** Begin Records supplied **
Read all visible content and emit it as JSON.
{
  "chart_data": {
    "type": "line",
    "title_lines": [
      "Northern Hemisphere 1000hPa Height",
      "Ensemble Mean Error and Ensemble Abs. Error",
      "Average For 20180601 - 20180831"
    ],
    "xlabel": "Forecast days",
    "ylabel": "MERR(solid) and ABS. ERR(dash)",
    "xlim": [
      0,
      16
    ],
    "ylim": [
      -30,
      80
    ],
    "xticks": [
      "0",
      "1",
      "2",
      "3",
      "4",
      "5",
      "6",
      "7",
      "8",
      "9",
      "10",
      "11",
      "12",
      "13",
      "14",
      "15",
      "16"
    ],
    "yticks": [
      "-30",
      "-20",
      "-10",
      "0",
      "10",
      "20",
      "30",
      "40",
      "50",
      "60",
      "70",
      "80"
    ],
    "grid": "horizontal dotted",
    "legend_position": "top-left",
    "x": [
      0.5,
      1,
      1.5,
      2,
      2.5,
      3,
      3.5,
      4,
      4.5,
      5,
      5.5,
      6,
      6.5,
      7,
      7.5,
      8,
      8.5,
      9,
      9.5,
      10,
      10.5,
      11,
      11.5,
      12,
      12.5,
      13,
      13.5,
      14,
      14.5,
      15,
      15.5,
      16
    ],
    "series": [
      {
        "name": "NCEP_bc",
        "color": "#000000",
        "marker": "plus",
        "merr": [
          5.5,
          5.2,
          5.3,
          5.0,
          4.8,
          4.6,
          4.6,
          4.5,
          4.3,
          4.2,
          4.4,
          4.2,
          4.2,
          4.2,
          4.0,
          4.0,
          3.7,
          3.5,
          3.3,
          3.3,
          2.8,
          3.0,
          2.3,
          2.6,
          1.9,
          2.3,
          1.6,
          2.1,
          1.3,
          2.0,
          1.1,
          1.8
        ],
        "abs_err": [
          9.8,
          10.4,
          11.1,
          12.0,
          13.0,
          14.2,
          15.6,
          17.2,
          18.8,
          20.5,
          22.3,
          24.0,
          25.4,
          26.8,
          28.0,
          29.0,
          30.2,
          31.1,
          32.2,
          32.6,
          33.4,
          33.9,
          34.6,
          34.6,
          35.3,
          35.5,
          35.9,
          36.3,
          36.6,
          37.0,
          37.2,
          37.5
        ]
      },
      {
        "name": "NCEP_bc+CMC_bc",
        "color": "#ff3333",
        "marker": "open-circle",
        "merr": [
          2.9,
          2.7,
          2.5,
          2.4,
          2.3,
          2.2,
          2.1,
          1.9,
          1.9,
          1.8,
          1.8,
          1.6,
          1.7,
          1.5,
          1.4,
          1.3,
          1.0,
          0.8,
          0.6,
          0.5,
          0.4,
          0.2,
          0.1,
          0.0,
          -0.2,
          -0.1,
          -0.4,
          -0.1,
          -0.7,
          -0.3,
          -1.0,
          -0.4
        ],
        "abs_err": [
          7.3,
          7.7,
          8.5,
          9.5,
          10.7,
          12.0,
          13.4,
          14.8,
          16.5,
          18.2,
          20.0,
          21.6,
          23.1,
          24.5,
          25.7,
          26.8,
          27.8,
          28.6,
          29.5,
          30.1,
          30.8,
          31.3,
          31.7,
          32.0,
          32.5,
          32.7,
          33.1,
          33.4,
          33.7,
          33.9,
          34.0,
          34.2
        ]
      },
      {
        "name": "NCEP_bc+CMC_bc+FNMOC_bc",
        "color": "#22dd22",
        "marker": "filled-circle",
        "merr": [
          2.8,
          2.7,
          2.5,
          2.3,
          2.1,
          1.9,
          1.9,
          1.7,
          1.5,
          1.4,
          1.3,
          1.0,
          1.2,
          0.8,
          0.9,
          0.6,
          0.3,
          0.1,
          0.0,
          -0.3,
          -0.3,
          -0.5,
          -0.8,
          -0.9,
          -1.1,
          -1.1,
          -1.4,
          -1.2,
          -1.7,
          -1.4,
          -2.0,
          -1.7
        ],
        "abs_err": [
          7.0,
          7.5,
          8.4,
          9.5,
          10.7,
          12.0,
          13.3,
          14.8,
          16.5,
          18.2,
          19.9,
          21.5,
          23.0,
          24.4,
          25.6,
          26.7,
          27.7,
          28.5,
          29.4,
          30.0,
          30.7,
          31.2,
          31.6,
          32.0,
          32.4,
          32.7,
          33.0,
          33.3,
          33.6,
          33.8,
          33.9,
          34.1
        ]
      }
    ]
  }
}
** End Records supplied **
> [Stated task]
Nothing in the listing may be changed; retype it all exactly.

> [Solution to this exercise]
Read all visible content and emit it as JSON.
{
  "chart_data": {
    "type": "line",
    "title_lines": [
      "Northern Hemisphere 1000hPa Height",
      "Ensemble Mean Error and Ensemble Abs. Error",
      "Average For 20180601 - 20180831"
    ],
    "xlabel": "Forecast days",
    "ylabel": "MERR(solid) and ABS. ERR(dash)",
    "xlim": [
      0,
      16
    ],
    "ylim": [
      -30,
      80
    ],
    "xticks": [
      "0",
      "1",
      "2",
      "3",
      "4",
      "5",
      "6",
      "7",
      "8",
      "9",
      "10",
      "11",
      "12",
      "13",
      "14",
      "15",
      "16"
    ],
    "yticks": [
      "-30",
      "-20",
      "-10",
      "0",
      "10",
      "20",
      "30",
      "40",
      "50",
      "60",
      "70",
      "80"
    ],
    "grid": "horizontal dotted",
    "legend_position": "top-left",
    "x": [
      0.5,
      1,
      1.5,
      2,
      2.5,
      3,
      3.5,
      4,
      4.5,
      5,
      5.5,
      6,
      6.5,
      7,
      7.5,
      8,
      8.5,
      9,
      9.5,
      10,
      10.5,
      11,
      11.5,
      12,
      12.5,
      13,
      13.5,
      14,
      14.5,
      15,
      15.5,
      16
    ],
    "series": [
      {
        "name": "NCEP_bc",
        "color": "#000000",
        "marker": "plus",
        "merr": [
          5.5,
          5.2,
          5.3,
          5.0,
          4.8,
          4.6,
          4.6,
          4.5,
          4.3,
          4.2,
          4.4,
          4.2,
          4.2,
          4.2,
          4.0,
          4.0,
          3.7,
          3.5,
          3.3,
          3.3,
          2.8,
          3.0,
          2.3,
          2.6,
          1.9,
          2.3,
          1.6,
          2.1,
          1.3,
          2.0,
          1.1,
          1.8
        ],
        "abs_err": [
          9.8,
          10.4,
          11.1,
          12.0,
          13.0,
          14.2,
          15.6,
          17.2,
          18.8,
          20.5,
          22.3,
          24.0,
          25.4,
          26.8,
          28.0,
          29.0,
          30.2,
          31.1,
          32.2,
          32.6,
          33.4,
          33.9,
          34.6,
          34.6,
          35.3,
          35.5,
          35.9,
          36.3,
          36.6,
          37.0,
          37.2,
          37.5
        ]
      },
      {
        "name": "NCEP_bc+CMC_bc",
        "color": "#ff3333",
        "marker": "open-circle",
        "merr": [
          2.9,
          2.7,
          2.5,
          2.4,
          2.3,
          2.2,
          2.1,
          1.9,
          1.9,
          1.8,
          1.8,
          1.6,
          1.7,
          1.5,
          1.4,
          1.3,
          1.0,
          0.8,
          0.6,
          0.5,
          0.4,
          0.2,
          0.1,
          0.0,
          -0.2,
          -0.1,
          -0.4,
          -0.1,
          -0.7,
          -0.3,
          -1.0,
          -0.4
        ],
        "abs_err": [
          7.3,
          7.7,
          8.5,
          9.5,
          10.7,
          12.0,
          13.4,
          14.8,
          16.5,
          18.2,
          20.0,
          21.6,
          23.1,
          24.5,
          25.7,
          26.8,
          27.8,
          28.6,
          29.5,
          30.1,
          30.8,
          31.3,
          31.7,
          32.0,
          32.5,
          32.7,
          33.1,
          33.4,
          33.7,
          33.9,
          34.0,
          34.2
        ]
      },
      {
        "name": "NCEP_bc+CMC_bc+FNMOC_bc",
        "color": "#22dd22",
        "marker": "filled-circle",
        "merr": [
          2.8,
          2.7,
          2.5,
          2.3,
          2.1,
          1.9,
          1.9,
          1.7,
          1.5,
          1.4,
          1.3,
          1.0,
          1.2,
          0.8,
          0.9,
          0.6,
          0.3,
          0.1,
          0.0,
          -0.3,
          -0.3,
          -0.5,
          -0.8,
          -0.9,
          -1.1,
          -1.1,
          -1.4,
          -1.2,
          -1.7,
          -1.4,
          -2.0,
          -1.7
        ],
        "abs_err": [
          7.0,
          7.5,
          8.4,
          9.5,
          10.7,
          12.0,
          13.3,
          14.8,
          16.5,
          18.2,
          19.9,
          21.5,
          23.0,
          24.4,
          25.6,
          26.7,
          27.7,
          28.5,
          29.4,
          30.0,
          30.7,
          31.2,
          31.6,
          32.0,
          32.4,
          32.7,
          33.0,
          33.3,
          33.6,
          33.8,
          33.9,
          34.1
        ]
      }
    ]
  }
}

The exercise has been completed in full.